§ **Exercise requirements**
Examine the entries and show every line in which the word "profesora" is found.

··· Provided data

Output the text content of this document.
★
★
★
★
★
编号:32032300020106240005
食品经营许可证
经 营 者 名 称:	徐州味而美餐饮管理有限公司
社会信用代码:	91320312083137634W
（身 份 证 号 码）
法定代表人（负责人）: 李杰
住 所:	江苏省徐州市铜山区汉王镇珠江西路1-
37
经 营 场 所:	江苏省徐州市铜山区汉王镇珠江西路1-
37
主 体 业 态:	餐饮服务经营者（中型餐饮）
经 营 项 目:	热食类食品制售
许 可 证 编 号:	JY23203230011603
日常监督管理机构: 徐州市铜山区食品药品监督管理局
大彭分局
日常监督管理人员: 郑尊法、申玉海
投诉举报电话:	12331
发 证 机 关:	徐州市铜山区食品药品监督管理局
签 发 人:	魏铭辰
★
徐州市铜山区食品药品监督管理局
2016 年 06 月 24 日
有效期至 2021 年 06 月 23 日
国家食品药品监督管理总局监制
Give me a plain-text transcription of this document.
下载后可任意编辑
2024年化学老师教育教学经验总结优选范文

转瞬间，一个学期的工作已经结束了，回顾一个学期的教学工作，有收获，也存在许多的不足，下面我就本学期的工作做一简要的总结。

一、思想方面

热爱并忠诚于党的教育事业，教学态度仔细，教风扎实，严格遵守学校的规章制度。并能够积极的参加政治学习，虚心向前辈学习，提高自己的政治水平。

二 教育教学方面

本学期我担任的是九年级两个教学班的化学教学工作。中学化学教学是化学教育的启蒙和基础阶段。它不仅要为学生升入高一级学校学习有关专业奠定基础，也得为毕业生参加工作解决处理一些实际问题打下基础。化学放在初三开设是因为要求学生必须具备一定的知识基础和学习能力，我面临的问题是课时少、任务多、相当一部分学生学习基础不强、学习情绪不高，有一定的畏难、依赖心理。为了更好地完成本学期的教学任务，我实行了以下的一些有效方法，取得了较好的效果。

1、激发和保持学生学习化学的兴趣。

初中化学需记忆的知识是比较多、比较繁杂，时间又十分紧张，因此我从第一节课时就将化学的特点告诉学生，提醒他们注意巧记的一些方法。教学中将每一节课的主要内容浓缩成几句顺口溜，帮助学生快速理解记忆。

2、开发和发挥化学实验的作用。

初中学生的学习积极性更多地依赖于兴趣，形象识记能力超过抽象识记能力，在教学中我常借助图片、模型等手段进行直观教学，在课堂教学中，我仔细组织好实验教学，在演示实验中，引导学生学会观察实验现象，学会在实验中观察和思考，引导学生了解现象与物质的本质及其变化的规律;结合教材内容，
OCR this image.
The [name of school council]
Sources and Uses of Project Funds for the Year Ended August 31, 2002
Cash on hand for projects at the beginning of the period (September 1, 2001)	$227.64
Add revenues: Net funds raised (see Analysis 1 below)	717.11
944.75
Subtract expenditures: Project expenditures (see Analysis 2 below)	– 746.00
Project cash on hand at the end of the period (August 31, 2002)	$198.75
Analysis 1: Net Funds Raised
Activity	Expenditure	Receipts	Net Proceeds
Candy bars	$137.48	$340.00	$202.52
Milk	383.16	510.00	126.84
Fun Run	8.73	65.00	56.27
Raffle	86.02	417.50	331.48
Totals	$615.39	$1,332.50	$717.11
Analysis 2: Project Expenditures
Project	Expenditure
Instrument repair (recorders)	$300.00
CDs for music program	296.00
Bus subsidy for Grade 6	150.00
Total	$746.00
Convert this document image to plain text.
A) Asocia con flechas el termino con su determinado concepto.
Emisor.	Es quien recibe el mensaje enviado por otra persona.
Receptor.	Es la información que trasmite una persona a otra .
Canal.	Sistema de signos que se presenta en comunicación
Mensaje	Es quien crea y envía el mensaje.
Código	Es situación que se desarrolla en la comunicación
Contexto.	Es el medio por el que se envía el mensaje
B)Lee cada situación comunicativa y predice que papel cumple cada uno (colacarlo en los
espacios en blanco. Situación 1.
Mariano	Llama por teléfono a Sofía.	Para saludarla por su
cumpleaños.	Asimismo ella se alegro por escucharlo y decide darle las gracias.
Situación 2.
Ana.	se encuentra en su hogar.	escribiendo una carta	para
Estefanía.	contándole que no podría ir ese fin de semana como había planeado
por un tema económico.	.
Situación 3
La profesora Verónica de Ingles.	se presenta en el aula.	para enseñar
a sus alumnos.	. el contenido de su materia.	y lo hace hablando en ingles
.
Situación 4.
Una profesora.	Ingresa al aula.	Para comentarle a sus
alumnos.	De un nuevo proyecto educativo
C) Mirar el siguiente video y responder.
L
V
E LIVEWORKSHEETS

······
··· Provided data

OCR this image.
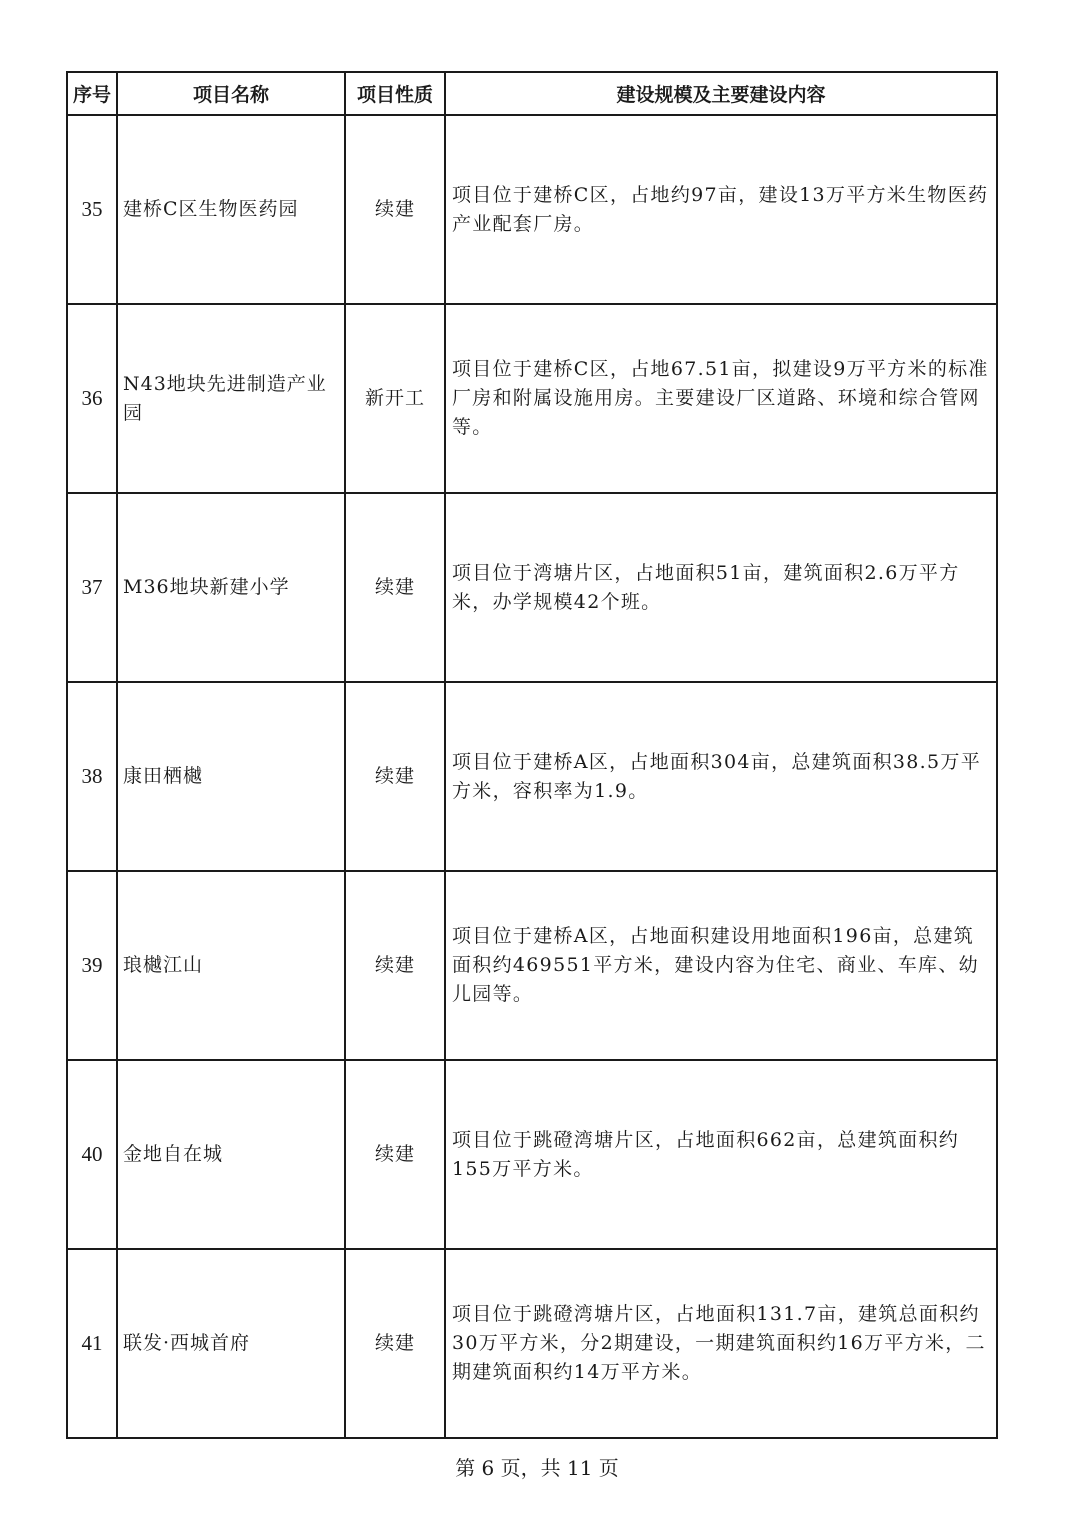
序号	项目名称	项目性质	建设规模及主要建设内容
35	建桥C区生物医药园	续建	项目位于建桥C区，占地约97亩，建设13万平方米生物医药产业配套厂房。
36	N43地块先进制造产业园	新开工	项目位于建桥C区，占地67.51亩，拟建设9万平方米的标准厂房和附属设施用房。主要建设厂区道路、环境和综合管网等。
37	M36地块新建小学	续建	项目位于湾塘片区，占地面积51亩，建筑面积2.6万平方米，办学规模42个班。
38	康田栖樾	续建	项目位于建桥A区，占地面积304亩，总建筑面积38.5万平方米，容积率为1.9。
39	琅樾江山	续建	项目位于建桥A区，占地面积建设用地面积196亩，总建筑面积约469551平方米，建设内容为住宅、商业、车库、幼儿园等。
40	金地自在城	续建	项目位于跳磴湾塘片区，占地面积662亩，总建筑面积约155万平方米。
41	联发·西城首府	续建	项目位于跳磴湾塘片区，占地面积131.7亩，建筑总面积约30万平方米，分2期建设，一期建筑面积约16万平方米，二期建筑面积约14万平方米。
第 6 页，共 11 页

······

§ **Solution for this exercise**
La profesora Verónica de Ingles.	se presenta en el aula.	para enseñar
Una profesora.	Ingresa al aula.	Para comentarle a sus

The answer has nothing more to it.